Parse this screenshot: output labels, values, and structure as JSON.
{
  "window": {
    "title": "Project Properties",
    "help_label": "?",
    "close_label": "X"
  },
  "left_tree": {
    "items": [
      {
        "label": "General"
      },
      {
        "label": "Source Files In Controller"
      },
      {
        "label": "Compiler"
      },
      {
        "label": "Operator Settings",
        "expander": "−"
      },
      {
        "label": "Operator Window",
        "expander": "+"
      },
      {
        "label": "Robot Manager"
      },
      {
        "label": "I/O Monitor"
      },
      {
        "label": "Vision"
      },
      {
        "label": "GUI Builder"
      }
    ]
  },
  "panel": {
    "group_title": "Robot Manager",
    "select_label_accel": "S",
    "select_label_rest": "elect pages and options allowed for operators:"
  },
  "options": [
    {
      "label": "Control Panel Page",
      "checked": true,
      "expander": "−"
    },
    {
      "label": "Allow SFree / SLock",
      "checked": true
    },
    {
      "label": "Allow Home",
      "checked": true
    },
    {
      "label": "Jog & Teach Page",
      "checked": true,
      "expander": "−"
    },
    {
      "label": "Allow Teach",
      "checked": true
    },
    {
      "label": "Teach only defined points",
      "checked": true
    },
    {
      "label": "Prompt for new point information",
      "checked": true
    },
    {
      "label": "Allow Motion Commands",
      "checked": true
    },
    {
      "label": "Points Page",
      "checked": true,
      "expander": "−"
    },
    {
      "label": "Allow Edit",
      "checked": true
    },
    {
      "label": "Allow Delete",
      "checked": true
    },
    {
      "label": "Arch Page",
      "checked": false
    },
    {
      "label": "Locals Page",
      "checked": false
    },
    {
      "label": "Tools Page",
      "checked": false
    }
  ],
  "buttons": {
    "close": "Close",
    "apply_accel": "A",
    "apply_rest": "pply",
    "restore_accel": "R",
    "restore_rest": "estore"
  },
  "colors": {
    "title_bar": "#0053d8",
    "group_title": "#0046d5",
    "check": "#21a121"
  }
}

## GIVEN REQUEST
Each record must be repeated exactly as it is.

## REPLY
Parse this screenshot: output labels, values, and structure as JSON.
{
  "window": {
    "title": "Project Properties",
    "help_label": "?",
    "close_label": "X"
  },
  "left_tree": {
    "items": [
      {
        "label": "General"
      },
      {
        "label": "Source Files In Controller"
      },
      {
        "label": "Compiler"
      },
      {
        "label": "Operator Settings",
        "expander": "−"
      },
      {
        "label": "Operator Window",
        "expander": "+"
      },
      {
        "label": "Robot Manager"
      },
      {
        "label": "I/O Monitor"
      },
      {
        "label": "Vision"
      },
      {
        "label": "GUI Builder"
      }
    ]
  },
  "panel": {
    "group_title": "Robot Manager",
    "select_label_accel": "S",
    "select_label_rest": "elect pages and options allowed for operators:"
  },
  "options": [
    {
      "label": "Control Panel Page",
      "checked": true,
      "expander": "−"
    },
    {
      "label": "Allow SFree / SLock",
      "checked": true
    },
    {
      "label": "Allow Home",
      "checked": true
    },
    {
      "label": "Jog & Teach Page",
      "checked": true,
      "expander": "−"
    },
    {
      "label": "Allow Teach",
      "checked": true
    },
    {
      "label": "Teach only defined points",
      "checked": true
    },
    {
      "label": "Prompt for new point information",
      "checked": true
    },
    {
      "label": "Allow Motion Commands",
      "checked": true
    },
    {
      "label": "Points Page",
      "checked": true,
      "expander": "−"
    },
    {
      "label": "Allow Edit",
      "checked": true
    },
    {
      "label": "Allow Delete",
      "checked": true
    },
    {
      "label": "Arch Page",
      "checked": false
    },
    {
      "label": "Locals Page",
      "checked": false
    },
    {
      "label": "Tools Page",
      "checked": false
    }
  ],
  "buttons": {
    "close": "Close",
    "apply_accel": "A",
    "apply_rest": "pply",
    "restore_accel": "R",
    "restore_rest": "estore"
  },
  "colors": {
    "title_bar": "#0053d8",
    "group_title": "#0046d5",
    "check": "#21a121"
  }
}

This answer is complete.